• STATED TASK: Please reproduce every record, keeping each one exactly as written.

— Start of DATA LISTING —

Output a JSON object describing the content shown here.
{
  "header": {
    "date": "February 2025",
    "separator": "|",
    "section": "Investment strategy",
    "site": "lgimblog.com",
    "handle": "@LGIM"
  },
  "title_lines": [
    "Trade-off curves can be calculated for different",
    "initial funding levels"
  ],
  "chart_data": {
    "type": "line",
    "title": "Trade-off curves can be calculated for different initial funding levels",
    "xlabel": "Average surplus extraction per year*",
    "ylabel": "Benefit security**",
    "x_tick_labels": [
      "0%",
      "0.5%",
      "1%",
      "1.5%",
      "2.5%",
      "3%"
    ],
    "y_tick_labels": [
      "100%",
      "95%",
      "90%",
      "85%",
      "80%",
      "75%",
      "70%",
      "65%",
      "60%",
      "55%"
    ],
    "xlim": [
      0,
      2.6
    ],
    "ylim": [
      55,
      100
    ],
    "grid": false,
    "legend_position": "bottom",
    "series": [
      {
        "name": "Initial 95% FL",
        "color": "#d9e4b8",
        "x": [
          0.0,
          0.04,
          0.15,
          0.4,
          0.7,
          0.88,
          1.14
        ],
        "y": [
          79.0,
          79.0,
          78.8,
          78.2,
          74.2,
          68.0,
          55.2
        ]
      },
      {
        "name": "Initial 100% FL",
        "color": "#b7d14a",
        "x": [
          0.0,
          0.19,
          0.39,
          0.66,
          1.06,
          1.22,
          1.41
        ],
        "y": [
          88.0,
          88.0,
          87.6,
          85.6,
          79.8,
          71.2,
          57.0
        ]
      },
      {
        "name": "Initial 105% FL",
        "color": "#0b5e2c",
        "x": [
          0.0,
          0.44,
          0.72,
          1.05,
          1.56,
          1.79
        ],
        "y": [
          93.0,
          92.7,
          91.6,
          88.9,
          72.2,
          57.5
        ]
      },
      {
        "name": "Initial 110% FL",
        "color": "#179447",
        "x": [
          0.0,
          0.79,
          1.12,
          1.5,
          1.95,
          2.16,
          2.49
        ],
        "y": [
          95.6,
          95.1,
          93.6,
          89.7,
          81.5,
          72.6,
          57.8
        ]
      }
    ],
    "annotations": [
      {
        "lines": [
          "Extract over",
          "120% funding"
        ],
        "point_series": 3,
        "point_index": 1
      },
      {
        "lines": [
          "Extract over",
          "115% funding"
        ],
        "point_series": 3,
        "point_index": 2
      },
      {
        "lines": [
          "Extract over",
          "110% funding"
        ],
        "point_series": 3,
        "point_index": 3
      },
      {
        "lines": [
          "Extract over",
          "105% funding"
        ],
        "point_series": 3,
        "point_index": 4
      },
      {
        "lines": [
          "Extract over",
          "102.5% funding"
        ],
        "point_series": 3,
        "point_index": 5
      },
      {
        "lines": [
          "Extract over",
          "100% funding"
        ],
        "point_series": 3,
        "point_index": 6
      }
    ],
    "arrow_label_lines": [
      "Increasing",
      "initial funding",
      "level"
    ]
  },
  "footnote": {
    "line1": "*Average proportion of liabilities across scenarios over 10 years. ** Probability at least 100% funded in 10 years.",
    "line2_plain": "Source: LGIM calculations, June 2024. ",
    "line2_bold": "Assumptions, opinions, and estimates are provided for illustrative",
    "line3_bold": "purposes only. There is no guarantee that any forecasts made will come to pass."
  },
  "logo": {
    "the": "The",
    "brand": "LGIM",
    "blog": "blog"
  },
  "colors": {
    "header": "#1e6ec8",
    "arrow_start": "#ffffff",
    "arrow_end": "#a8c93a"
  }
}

— End of DATA LISTING —

• EXERCISE OUTPUT:
Output a JSON object describing the content shown here.
{
  "header": {
    "date": "February 2025",
    "separator": "|",
    "section": "Investment strategy",
    "site": "lgimblog.com",
    "handle": "@LGIM"
  },
  "title_lines": [
    "Trade-off curves can be calculated for different",
    "initial funding levels"
  ],
  "chart_data": {
    "type": "line",
    "title": "Trade-off curves can be calculated for different initial funding levels",
    "xlabel": "Average surplus extraction per year*",
    "ylabel": "Benefit security**",
    "x_tick_labels": [
      "0%",
      "0.5%",
      "1%",
      "1.5%",
      "2.5%",
      "3%"
    ],
    "y_tick_labels": [
      "100%",
      "95%",
      "90%",
      "85%",
      "80%",
      "75%",
      "70%",
      "65%",
      "60%",
      "55%"
    ],
    "xlim": [
      0,
      2.6
    ],
    "ylim": [
      55,
      100
    ],
    "grid": false,
    "legend_position": "bottom",
    "series": [
      {
        "name": "Initial 95% FL",
        "color": "#d9e4b8",
        "x": [
          0.0,
          0.04,
          0.15,
          0.4,
          0.7,
          0.88,
          1.14
        ],
        "y": [
          79.0,
          79.0,
          78.8,
          78.2,
          74.2,
          68.0,
          55.2
        ]
      },
      {
        "name": "Initial 100% FL",
        "color": "#b7d14a",
        "x": [
          0.0,
          0.19,
          0.39,
          0.66,
          1.06,
          1.22,
          1.41
        ],
        "y": [
          88.0,
          88.0,
          87.6,
          85.6,
          79.8,
          71.2,
          57.0
        ]
      },
      {
        "name": "Initial 105% FL",
        "color": "#0b5e2c",
        "x": [
          0.0,
          0.44,
          0.72,
          1.05,
          1.56,
          1.79
        ],
        "y": [
          93.0,
          92.7,
          91.6,
          88.9,
          72.2,
          57.5
        ]
      },
      {
        "name": "Initial 110% FL",
        "color": "#179447",
        "x": [
          0.0,
          0.79,
          1.12,
          1.5,
          1.95,
          2.16,
          2.49
        ],
        "y": [
          95.6,
          95.1,
          93.6,
          89.7,
          81.5,
          72.6,
          57.8
        ]
      }
    ],
    "annotations": [
      {
        "lines": [
          "Extract over",
          "120% funding"
        ],
        "point_series": 3,
        "point_index": 1
      },
      {
        "lines": [
          "Extract over",
          "115% funding"
        ],
        "point_series": 3,
        "point_index": 2
      },
      {
        "lines": [
          "Extract over",
          "110% funding"
        ],
        "point_series": 3,
        "point_index": 3
      },
      {
        "lines": [
          "Extract over",
          "105% funding"
        ],
        "point_series": 3,
        "point_index": 4
      },
      {
        "lines": [
          "Extract over",
          "102.5% funding"
        ],
        "point_series": 3,
        "point_index": 5
      },
      {
        "lines": [
          "Extract over",
          "100% funding"
        ],
        "point_series": 3,
        "point_index": 6
      }
    ],
    "arrow_label_lines": [
      "Increasing",
      "initial funding",
      "level"
    ]
  },
  "footnote": {
    "line1": "*Average proportion of liabilities across scenarios over 10 years. ** Probability at least 100% funded in 10 years.",
    "line2_plain": "Source: LGIM calculations, June 2024. ",
    "line2_bold": "Assumptions, opinions, and estimates are provided for illustrative",
    "line3_bold": "purposes only. There is no guarantee that any forecasts made will come to pass."
  },
  "logo": {
    "the": "The",
    "brand": "LGIM",
    "blog": "blog"
  },
  "colors": {
    "header": "#1e6ec8",
    "arrow_start": "#ffffff",
    "arrow_end": "#a8c93a"
  }
}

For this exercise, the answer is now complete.